● SUPPLIED RECORDS

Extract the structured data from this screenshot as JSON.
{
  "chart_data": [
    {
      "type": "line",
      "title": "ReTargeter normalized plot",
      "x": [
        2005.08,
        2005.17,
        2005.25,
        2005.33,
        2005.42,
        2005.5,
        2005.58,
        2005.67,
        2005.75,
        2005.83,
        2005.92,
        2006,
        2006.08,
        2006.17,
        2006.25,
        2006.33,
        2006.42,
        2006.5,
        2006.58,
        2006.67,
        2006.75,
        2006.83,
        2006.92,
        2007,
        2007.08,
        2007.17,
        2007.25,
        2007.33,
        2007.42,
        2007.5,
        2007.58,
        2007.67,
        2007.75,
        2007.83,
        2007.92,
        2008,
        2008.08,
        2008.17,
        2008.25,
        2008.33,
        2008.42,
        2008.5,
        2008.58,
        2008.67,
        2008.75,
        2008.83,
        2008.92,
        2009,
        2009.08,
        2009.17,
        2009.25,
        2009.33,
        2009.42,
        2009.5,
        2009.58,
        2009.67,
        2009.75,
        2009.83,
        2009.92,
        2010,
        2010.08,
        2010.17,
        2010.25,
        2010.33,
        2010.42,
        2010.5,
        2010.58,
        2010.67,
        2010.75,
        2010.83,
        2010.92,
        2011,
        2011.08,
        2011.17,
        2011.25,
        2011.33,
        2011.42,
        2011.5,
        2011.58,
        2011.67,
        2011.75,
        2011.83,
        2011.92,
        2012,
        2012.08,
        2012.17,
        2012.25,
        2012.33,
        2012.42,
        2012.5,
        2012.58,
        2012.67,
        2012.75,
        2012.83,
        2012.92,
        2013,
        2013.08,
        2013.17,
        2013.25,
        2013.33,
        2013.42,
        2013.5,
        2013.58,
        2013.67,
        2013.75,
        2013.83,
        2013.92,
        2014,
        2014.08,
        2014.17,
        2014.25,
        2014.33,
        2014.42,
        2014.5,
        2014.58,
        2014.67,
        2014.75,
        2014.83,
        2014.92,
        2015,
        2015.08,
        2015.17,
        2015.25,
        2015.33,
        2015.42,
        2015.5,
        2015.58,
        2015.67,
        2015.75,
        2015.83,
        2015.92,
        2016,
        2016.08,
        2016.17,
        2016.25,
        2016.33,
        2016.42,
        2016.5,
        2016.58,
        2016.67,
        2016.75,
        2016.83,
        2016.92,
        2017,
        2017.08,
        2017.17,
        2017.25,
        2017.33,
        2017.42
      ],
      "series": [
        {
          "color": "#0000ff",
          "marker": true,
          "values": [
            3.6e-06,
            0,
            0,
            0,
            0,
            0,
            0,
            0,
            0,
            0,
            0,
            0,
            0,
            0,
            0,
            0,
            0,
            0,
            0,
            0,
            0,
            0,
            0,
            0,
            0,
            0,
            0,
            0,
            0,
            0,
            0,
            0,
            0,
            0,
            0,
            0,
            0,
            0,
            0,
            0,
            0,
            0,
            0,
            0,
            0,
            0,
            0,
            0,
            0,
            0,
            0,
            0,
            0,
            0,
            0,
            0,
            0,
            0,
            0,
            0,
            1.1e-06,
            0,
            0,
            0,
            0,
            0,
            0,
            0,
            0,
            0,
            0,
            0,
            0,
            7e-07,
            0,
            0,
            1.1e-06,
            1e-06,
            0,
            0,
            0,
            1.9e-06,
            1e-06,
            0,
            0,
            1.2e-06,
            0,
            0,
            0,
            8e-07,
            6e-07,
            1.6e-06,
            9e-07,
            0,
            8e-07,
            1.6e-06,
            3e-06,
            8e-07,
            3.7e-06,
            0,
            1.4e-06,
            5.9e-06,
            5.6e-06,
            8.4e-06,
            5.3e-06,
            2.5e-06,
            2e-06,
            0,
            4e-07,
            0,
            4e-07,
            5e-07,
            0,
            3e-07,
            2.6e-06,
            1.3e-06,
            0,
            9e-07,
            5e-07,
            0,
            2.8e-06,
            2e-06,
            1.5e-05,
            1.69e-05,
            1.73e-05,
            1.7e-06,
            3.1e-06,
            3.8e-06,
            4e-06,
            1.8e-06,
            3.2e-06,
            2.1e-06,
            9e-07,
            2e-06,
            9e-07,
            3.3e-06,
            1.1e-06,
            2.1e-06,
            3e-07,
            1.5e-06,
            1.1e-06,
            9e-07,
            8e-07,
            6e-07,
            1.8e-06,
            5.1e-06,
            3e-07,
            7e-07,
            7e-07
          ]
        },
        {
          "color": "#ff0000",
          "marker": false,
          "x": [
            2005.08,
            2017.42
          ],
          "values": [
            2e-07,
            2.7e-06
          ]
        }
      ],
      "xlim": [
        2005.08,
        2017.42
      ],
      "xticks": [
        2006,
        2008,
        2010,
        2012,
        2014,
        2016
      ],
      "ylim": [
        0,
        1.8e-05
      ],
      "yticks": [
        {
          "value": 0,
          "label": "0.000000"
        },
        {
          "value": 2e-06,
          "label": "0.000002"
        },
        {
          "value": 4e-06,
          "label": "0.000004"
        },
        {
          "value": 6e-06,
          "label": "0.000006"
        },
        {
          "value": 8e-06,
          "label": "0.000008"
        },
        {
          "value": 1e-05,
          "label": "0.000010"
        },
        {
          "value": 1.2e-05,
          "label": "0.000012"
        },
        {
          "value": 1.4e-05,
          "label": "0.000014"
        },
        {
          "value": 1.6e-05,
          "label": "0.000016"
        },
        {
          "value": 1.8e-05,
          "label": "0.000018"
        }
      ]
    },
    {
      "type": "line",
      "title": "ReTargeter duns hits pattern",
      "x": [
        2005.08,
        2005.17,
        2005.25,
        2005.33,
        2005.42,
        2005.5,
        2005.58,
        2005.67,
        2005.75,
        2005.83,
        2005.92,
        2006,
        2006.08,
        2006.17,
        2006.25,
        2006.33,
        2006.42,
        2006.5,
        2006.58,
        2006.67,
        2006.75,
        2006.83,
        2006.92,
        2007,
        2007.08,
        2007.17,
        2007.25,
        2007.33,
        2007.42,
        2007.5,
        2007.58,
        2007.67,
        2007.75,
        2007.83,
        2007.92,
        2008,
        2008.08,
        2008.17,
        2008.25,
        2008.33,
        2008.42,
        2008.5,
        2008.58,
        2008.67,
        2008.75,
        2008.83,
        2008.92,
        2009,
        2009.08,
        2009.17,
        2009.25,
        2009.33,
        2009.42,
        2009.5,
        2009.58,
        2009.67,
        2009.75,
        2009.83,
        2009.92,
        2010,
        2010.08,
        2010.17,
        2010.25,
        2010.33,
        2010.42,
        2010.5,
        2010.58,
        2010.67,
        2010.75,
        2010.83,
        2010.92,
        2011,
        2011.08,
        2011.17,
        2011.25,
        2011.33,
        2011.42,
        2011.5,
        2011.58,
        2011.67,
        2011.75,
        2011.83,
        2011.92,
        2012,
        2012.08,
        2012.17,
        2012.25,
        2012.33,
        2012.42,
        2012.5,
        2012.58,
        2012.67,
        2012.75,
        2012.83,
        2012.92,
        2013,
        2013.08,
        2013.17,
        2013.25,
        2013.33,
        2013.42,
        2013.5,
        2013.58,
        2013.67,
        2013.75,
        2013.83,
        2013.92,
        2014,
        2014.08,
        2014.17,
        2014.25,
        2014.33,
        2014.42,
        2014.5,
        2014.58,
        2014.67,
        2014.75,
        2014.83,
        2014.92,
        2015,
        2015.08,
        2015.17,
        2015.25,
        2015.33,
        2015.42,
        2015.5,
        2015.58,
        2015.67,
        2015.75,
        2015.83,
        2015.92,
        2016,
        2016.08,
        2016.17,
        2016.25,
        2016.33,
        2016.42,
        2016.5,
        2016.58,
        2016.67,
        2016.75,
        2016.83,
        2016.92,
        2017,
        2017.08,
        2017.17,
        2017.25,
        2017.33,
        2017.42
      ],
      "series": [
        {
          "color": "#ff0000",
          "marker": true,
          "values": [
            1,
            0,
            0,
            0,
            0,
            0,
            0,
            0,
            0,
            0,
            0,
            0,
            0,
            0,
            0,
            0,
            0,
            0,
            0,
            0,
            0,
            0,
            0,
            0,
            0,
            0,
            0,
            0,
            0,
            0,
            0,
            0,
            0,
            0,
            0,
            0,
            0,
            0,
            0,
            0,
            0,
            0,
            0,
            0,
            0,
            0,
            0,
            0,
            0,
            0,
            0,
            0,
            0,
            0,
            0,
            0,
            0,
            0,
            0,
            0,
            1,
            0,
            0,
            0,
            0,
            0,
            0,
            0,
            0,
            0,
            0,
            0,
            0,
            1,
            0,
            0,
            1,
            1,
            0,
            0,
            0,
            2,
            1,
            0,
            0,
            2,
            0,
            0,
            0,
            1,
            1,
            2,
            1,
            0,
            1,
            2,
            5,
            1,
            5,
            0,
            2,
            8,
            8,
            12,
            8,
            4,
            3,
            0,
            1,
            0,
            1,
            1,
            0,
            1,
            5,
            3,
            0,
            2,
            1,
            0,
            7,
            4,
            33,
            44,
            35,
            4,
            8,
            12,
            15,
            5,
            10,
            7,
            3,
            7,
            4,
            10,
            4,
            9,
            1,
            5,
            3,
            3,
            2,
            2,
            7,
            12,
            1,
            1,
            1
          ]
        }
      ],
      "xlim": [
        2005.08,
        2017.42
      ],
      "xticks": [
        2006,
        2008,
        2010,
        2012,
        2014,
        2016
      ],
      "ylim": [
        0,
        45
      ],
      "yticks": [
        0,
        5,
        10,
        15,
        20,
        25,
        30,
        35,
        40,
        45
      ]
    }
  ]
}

● WHAT IS BEING ASKED
Copy out the lines in which the string "ReTargeter" appears.

● ANSWER BELOW
      "title": "ReTargeter normalized plot",
      "title": "ReTargeter duns hits pattern",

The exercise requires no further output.